*WORK TO DO*:
The records that follow are to be transcribed in full, without their images.

(Saved entries)
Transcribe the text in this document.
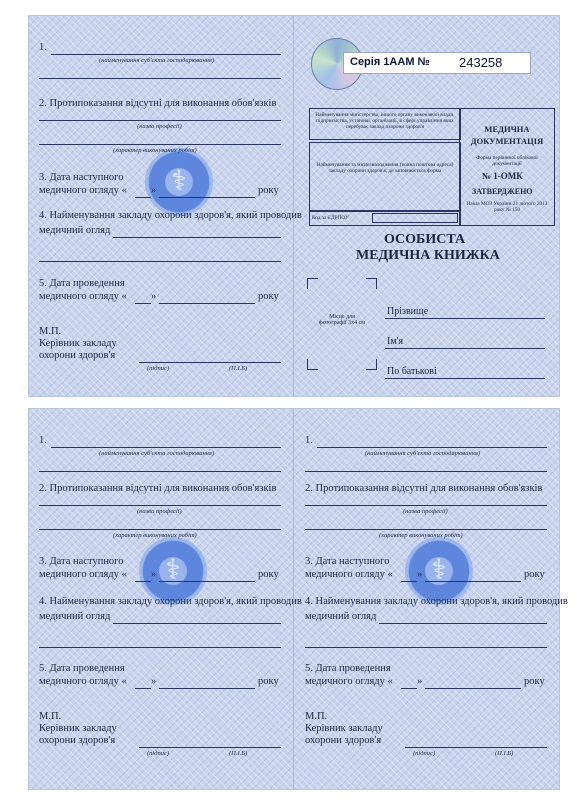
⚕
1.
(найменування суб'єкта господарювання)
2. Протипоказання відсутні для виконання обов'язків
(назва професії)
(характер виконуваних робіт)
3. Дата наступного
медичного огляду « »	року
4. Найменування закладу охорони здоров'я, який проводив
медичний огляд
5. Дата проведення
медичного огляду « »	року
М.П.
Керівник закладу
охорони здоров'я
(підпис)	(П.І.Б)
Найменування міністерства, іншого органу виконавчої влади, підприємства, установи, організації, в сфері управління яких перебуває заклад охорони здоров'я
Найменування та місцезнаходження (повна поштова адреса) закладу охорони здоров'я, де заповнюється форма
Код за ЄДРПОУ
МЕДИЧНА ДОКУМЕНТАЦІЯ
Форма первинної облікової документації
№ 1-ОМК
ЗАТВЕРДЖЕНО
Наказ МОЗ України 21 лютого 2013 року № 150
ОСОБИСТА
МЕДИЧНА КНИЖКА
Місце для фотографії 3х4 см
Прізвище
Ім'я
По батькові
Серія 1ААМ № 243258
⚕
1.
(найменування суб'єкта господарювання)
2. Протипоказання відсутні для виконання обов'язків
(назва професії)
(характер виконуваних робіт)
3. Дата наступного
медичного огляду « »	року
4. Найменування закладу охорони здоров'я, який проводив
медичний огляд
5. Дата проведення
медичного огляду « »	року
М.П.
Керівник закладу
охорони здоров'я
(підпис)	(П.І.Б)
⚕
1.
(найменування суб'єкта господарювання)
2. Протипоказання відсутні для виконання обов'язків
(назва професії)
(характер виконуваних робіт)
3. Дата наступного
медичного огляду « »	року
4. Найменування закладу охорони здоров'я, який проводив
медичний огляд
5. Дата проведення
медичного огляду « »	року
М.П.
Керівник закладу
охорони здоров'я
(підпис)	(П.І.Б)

*WRITTEN ANSWER*:
Transcribe the text in this document.
⚕
1.
(найменування суб'єкта господарювання)
2. Протипоказання відсутні для виконання обов'язків
(назва професії)
(характер виконуваних робіт)
3. Дата наступного
медичного огляду « »	року
4. Найменування закладу охорони здоров'я, який проводив
медичний огляд
5. Дата проведення
медичного огляду « »	року
М.П.
Керівник закладу
охорони здоров'я
(підпис)	(П.І.Б)
Найменування міністерства, іншого органу виконавчої влади, підприємства, установи, організації, в сфері управління яких перебуває заклад охорони здоров'я
Найменування та місцезнаходження (повна поштова адреса) закладу охорони здоров'я, де заповнюється форма
Код за ЄДРПОУ
МЕДИЧНА ДОКУМЕНТАЦІЯ
Форма первинної облікової документації
№ 1-ОМК
ЗАТВЕРДЖЕНО
Наказ МОЗ України 21 лютого 2013 року № 150
ОСОБИСТА
МЕДИЧНА КНИЖКА
Місце для фотографії 3х4 см
Прізвище
Ім'я
По батькові
Серія 1ААМ № 243258
⚕
1.
(найменування суб'єкта господарювання)
2. Протипоказання відсутні для виконання обов'язків
(назва професії)
(характер виконуваних робіт)
3. Дата наступного
медичного огляду « »	року
4. Найменування закладу охорони здоров'я, який проводив
медичний огляд
5. Дата проведення
медичного огляду « »	року
М.П.
Керівник закладу
охорони здоров'я
(підпис)	(П.І.Б)
⚕
1.
(найменування суб'єкта господарювання)
2. Протипоказання відсутні для виконання обов'язків
(назва професії)
(характер виконуваних робіт)
3. Дата наступного
медичного огляду « »	року
4. Найменування закладу охорони здоров'я, який проводив
медичний огляд
5. Дата проведення
медичного огляду « »	року
М.П.
Керівник закладу
охорони здоров'я
(підпис)	(П.І.Б)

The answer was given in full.